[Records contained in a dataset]

******

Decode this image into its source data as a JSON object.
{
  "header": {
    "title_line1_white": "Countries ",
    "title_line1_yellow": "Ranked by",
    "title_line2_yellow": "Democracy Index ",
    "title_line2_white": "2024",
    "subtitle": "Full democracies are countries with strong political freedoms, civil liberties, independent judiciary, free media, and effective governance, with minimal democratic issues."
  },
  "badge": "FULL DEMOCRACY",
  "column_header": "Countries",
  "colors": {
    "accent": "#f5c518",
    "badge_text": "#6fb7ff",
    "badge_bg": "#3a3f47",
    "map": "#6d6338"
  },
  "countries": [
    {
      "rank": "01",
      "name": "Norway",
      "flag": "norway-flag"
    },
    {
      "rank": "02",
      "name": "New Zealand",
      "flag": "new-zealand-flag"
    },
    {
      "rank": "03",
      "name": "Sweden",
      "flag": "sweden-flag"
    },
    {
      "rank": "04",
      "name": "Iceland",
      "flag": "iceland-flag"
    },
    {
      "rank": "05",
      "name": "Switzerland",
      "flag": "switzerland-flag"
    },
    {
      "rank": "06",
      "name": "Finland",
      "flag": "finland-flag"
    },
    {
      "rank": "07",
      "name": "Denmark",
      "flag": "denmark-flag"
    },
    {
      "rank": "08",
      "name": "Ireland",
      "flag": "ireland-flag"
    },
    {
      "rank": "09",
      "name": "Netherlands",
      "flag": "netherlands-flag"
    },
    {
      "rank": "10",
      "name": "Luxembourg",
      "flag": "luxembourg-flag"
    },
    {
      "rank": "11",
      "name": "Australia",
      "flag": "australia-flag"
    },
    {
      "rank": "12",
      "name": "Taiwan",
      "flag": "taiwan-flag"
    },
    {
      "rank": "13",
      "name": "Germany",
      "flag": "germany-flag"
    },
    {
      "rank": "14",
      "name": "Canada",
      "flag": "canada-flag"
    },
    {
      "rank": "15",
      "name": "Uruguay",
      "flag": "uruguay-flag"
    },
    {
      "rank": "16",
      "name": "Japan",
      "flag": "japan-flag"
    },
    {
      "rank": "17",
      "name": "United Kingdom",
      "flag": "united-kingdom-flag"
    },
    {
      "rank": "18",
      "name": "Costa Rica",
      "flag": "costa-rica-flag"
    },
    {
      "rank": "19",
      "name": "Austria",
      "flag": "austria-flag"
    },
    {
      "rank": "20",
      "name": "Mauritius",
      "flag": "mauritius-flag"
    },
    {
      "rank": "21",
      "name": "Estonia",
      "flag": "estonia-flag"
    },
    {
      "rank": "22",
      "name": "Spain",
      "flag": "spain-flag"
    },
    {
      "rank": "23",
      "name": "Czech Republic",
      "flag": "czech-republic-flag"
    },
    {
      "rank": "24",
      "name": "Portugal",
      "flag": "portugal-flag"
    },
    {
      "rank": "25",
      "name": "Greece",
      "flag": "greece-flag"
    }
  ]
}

******

**PROBLEM**:
Your task is to transcribe the listing above in full, exactly as given.

**WRITTEN ANSWER**:
Decode this image into its source data as a JSON object.
{
  "header": {
    "title_line1_white": "Countries ",
    "title_line1_yellow": "Ranked by",
    "title_line2_yellow": "Democracy Index ",
    "title_line2_white": "2024",
    "subtitle": "Full democracies are countries with strong political freedoms, civil liberties, independent judiciary, free media, and effective governance, with minimal democratic issues."
  },
  "badge": "FULL DEMOCRACY",
  "column_header": "Countries",
  "colors": {
    "accent": "#f5c518",
    "badge_text": "#6fb7ff",
    "badge_bg": "#3a3f47",
    "map": "#6d6338"
  },
  "countries": [
    {
      "rank": "01",
      "name": "Norway",
      "flag": "norway-flag"
    },
    {
      "rank": "02",
      "name": "New Zealand",
      "flag": "new-zealand-flag"
    },
    {
      "rank": "03",
      "name": "Sweden",
      "flag": "sweden-flag"
    },
    {
      "rank": "04",
      "name": "Iceland",
      "flag": "iceland-flag"
    },
    {
      "rank": "05",
      "name": "Switzerland",
      "flag": "switzerland-flag"
    },
    {
      "rank": "06",
      "name": "Finland",
      "flag": "finland-flag"
    },
    {
      "rank": "07",
      "name": "Denmark",
      "flag": "denmark-flag"
    },
    {
      "rank": "08",
      "name": "Ireland",
      "flag": "ireland-flag"
    },
    {
      "rank": "09",
      "name": "Netherlands",
      "flag": "netherlands-flag"
    },
    {
      "rank": "10",
      "name": "Luxembourg",
      "flag": "luxembourg-flag"
    },
    {
      "rank": "11",
      "name": "Australia",
      "flag": "australia-flag"
    },
    {
      "rank": "12",
      "name": "Taiwan",
      "flag": "taiwan-flag"
    },
    {
      "rank": "13",
      "name": "Germany",
      "flag": "germany-flag"
    },
    {
      "rank": "14",
      "name": "Canada",
      "flag": "canada-flag"
    },
    {
      "rank": "15",
      "name": "Uruguay",
      "flag": "uruguay-flag"
    },
    {
      "rank": "16",
      "name": "Japan",
      "flag": "japan-flag"
    },
    {
      "rank": "17",
      "name": "United Kingdom",
      "flag": "united-kingdom-flag"
    },
    {
      "rank": "18",
      "name": "Costa Rica",
      "flag": "costa-rica-flag"
    },
    {
      "rank": "19",
      "name": "Austria",
      "flag": "austria-flag"
    },
    {
      "rank": "20",
      "name": "Mauritius",
      "flag": "mauritius-flag"
    },
    {
      "rank": "21",
      "name": "Estonia",
      "flag": "estonia-flag"
    },
    {
      "rank": "22",
      "name": "Spain",
      "flag": "spain-flag"
    },
    {
      "rank": "23",
      "name": "Czech Republic",
      "flag": "czech-republic-flag"
    },
    {
      "rank": "24",
      "name": "Portugal",
      "flag": "portugal-flag"
    },
    {
      "rank": "25",
      "name": "Greece",
      "flag": "greece-flag"
    }
  ]
}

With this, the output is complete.